Input rows >>
+===+

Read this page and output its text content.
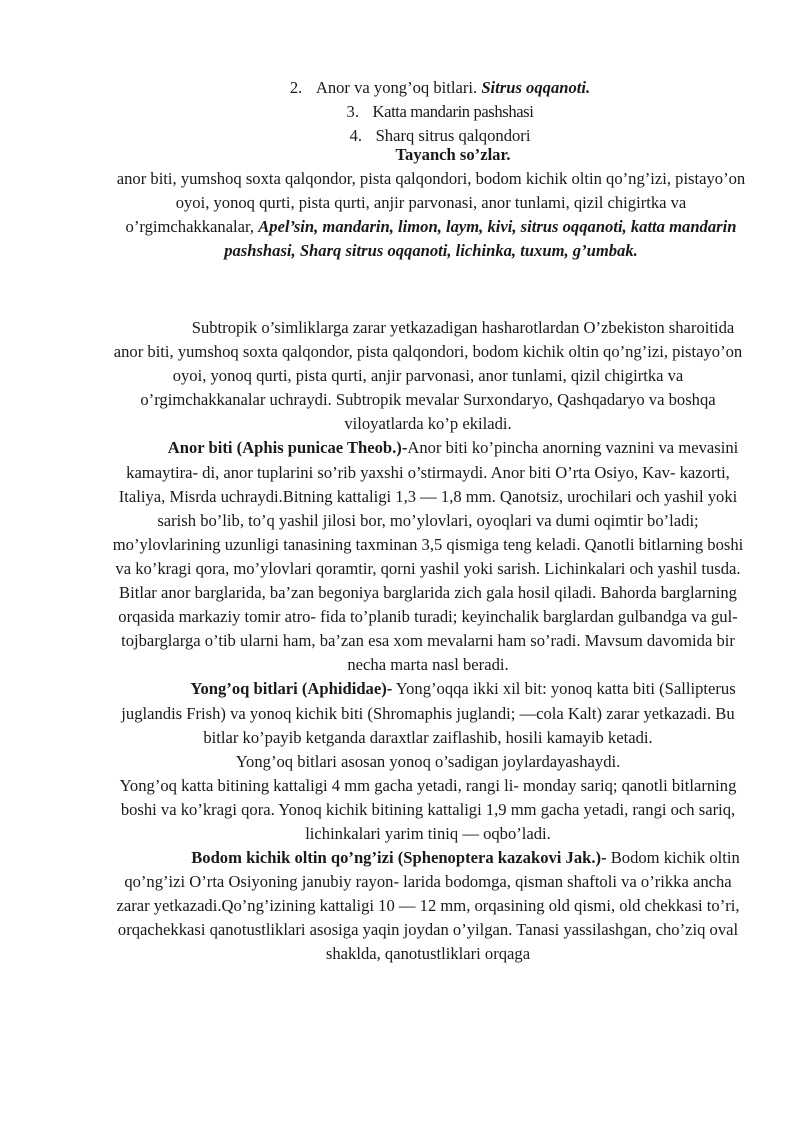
2. Anor va yong’oq bitlari. Sitrus oqqanoti.

3. Katta mandarin pashshasi

4. Sharq sitrus qalqondori

Tayanch so’zlar.

anor biti, yumshoq soxta qalqondor, pista qalqondori, bodom kichik oltin qo’ng’izi, pistayo’on oyoi, yonoq qurti, pista qurti, anjir parvonasi, anor tunlami, qizil chigirtka va o’rgimchakkanalar, Apel’sin, mandarin, limon, laym, kivi, sitrus oqqanoti, katta mandarin pashshasi, Sharq sitrus oqqanoti, lichinka, tuxum, g’umbak.

Subtropik o’simliklarga zarar yetkazadigan hasharotlardan O’zbekiston sharoitida anor biti, yumshoq soxta qalqondor, pista qalqondori, bodom kichik oltin qo’ng’izi, pistayo’on oyoi, yonoq qurti, pista qurti, anjir parvonasi, anor tunlami, qizil chigirtka va o’rgimchakkanalar uchraydi. Subtropik mevalar Surxondaryo, Qashqadaryo va boshqa viloyatlarda ko’p ekiladi.

Anor biti (Aphis punicae Theob.)-Anor biti ko’pincha anorning vaznini va mevasini kamaytira- di, anor tuplarini so’rib yaxshi o’stirmaydi. Anor biti O’rta Osiyo, Kav- kazorti, Italiya, Misrda uchraydi.Bitning kattaligi 1,3 — 1,8 mm. Qanotsiz, urochilari och yashil yoki sarish bo’lib, to’q yashil jilosi bor, mo’ylovlari, oyoqlari va dumi oqimtir bo’ladi; mo’ylovlarining uzunligi tanasining taxminan 3,5 qismiga teng keladi. Qanotli bitlarning boshi va ko’kragi qora, mo’ylovlari qoramtir, qorni yashil yoki sarish. Lichinkalari och yashil tusda. Bitlar anor barglarida, ba’zan begoniya barglarida zich gala hosil qiladi. Bahorda barglarning orqasida markaziy tomir atro- fida to’planib turadi; keyinchalik barglardan gulbandga va gul- tojbarglarga o’tib ularni ham, ba’zan esa xom mevalarni ham so’radi. Mavsum davomida bir necha marta nasl beradi.

Yong’oq bitlari (Aphididae)- Yong’oqqa ikki xil bit: yonoq katta biti (Sallipterus juglandis Frish) va yonoq kichik biti (Shromaphis juglandi; —cola Kalt) zarar yetkazadi. Bu bitlar ko’payib ketganda daraxtlar zaiflashib, hosili kamayib ketadi.

Yong’oq bitlari asosan yonoq o’sadigan joylardayashaydi.

Yong’oq katta bitining kattaligi 4 mm gacha yetadi, rangi li- monday sariq; qanotli bitlarning boshi va ko’kragi qora. Yonoq kichik bitining kattaligi 1,9 mm gacha yetadi, rangi och sariq, lichinkalari yarim tiniq — oqbo’ladi.

Bodom kichik oltin qo’ng’izi (Sphenoptera kazakovi Jak.)- Bodom kichik oltin qo’ng’izi O’rta Osiyoning janubiy rayon- larida bodomga, qisman shaftoli va o’rikka ancha zarar yetkazadi.Qo’ng’izining kattaligi 10 — 12 mm, orqasining old qismi, old chekkasi to’ri, orqachekkasi qanotustliklari asosiga yaqin joydan o’yilgan. Tanasi yassilashgan, cho’ziq oval shaklda, qanotustliklari orqaga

+===+

Skip the pictures, then retype every line above exactly.

Read this page and output its text content.
2. Anor va yong’oq bitlari. Sitrus oqqanoti.

3. Katta mandarin pashshasi

4. Sharq sitrus qalqondori

Tayanch so’zlar.

anor biti, yumshoq soxta qalqondor, pista qalqondori, bodom kichik oltin qo’ng’izi, pistayo’on oyoi, yonoq qurti, pista qurti, anjir parvonasi, anor tunlami, qizil chigirtka va o’rgimchakkanalar, Apel’sin, mandarin, limon, laym, kivi, sitrus oqqanoti, katta mandarin pashshasi, Sharq sitrus oqqanoti, lichinka, tuxum, g’umbak.

Subtropik o’simliklarga zarar yetkazadigan hasharotlardan O’zbekiston sharoitida anor biti, yumshoq soxta qalqondor, pista qalqondori, bodom kichik oltin qo’ng’izi, pistayo’on oyoi, yonoq qurti, pista qurti, anjir parvonasi, anor tunlami, qizil chigirtka va o’rgimchakkanalar uchraydi. Subtropik mevalar Surxondaryo, Qashqadaryo va boshqa viloyatlarda ko’p ekiladi.

Anor biti (Aphis punicae Theob.)-Anor biti ko’pincha anorning vaznini va mevasini kamaytira- di, anor tuplarini so’rib yaxshi o’stirmaydi. Anor biti O’rta Osiyo, Kav- kazorti, Italiya, Misrda uchraydi.Bitning kattaligi 1,3 — 1,8 mm. Qanotsiz, urochilari och yashil yoki sarish bo’lib, to’q yashil jilosi bor, mo’ylovlari, oyoqlari va dumi oqimtir bo’ladi; mo’ylovlarining uzunligi tanasining taxminan 3,5 qismiga teng keladi. Qanotli bitlarning boshi va ko’kragi qora, mo’ylovlari qoramtir, qorni yashil yoki sarish. Lichinkalari och yashil tusda. Bitlar anor barglarida, ba’zan begoniya barglarida zich gala hosil qiladi. Bahorda barglarning orqasida markaziy tomir atro- fida to’planib turadi; keyinchalik barglardan gulbandga va gul- tojbarglarga o’tib ularni ham, ba’zan esa xom mevalarni ham so’radi. Mavsum davomida bir necha marta nasl beradi.

Yong’oq bitlari (Aphididae)- Yong’oqqa ikki xil bit: yonoq katta biti (Sallipterus juglandis Frish) va yonoq kichik biti (Shromaphis juglandi; —cola Kalt) zarar yetkazadi. Bu bitlar ko’payib ketganda daraxtlar zaiflashib, hosili kamayib ketadi.

Yong’oq bitlari asosan yonoq o’sadigan joylardayashaydi.

Yong’oq katta bitining kattaligi 4 mm gacha yetadi, rangi li- monday sariq; qanotli bitlarning boshi va ko’kragi qora. Yonoq kichik bitining kattaligi 1,9 mm gacha yetadi, rangi och sariq, lichinkalari yarim tiniq — oqbo’ladi.

Bodom kichik oltin qo’ng’izi (Sphenoptera kazakovi Jak.)- Bodom kichik oltin qo’ng’izi O’rta Osiyoning janubiy rayon- larida bodomga, qisman shaftoli va o’rikka ancha zarar yetkazadi.Qo’ng’izining kattaligi 10 — 12 mm, orqasining old qismi, old chekkasi to’ri, orqachekkasi qanotustliklari asosiga yaqin joydan o’yilgan. Tanasi yassilashgan, cho’ziq oval shaklda, qanotustliklari orqaga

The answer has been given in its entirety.